_Material for this exercise_:
####################
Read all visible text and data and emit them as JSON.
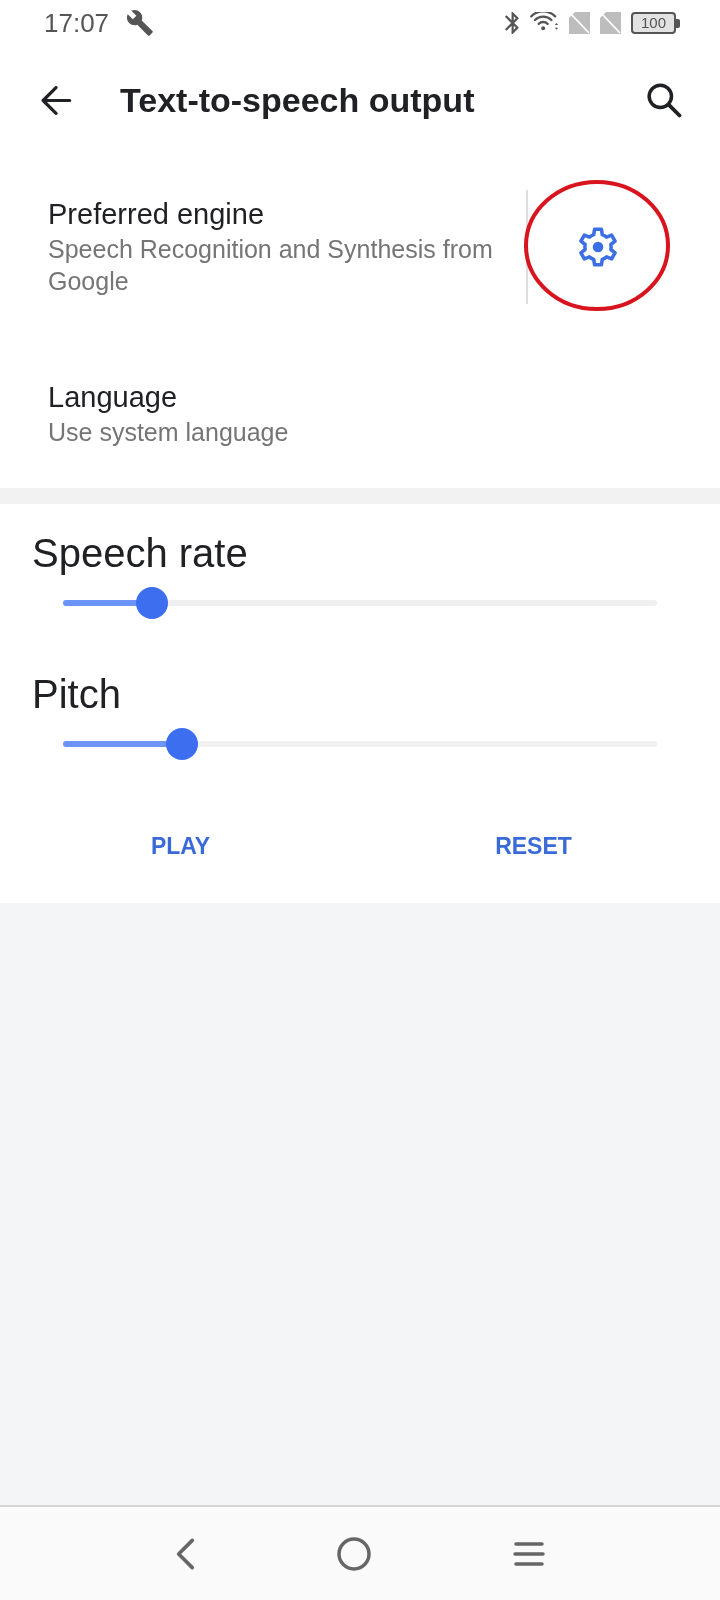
{
  "status_bar": {
    "time": "17:07",
    "battery": "100"
  },
  "app_bar": {
    "title": "Text-to-speech output"
  },
  "settings": [
    {
      "kind": "engine",
      "title": "Preferred engine",
      "subtitle": "Speech Recognition and Synthesis from Google",
      "highlighted": true
    },
    {
      "kind": "plain",
      "title": "Language",
      "subtitle": "Use system language",
      "highlighted": false
    }
  ],
  "sliders": [
    {
      "label": "Speech rate",
      "level": 0.15
    },
    {
      "label": "Pitch",
      "level": 0.2
    }
  ],
  "buttons": [
    "PLAY",
    "RESET"
  ]
}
####################
_Exercise objective_:
Repeat the preceding records precisely, and leave every picture out of the copy.

_Response to this exercise_:
Read all visible text and data and emit them as JSON.
{
  "status_bar": {
    "time": "17:07",
    "battery": "100"
  },
  "app_bar": {
    "title": "Text-to-speech output"
  },
  "settings": [
    {
      "kind": "engine",
      "title": "Preferred engine",
      "subtitle": "Speech Recognition and Synthesis from Google",
      "highlighted": true
    },
    {
      "kind": "plain",
      "title": "Language",
      "subtitle": "Use system language",
      "highlighted": false
    }
  ],
  "sliders": [
    {
      "label": "Speech rate",
      "level": 0.15
    },
    {
      "label": "Pitch",
      "level": 0.2
    }
  ],
  "buttons": [
    "PLAY",
    "RESET"
  ]
}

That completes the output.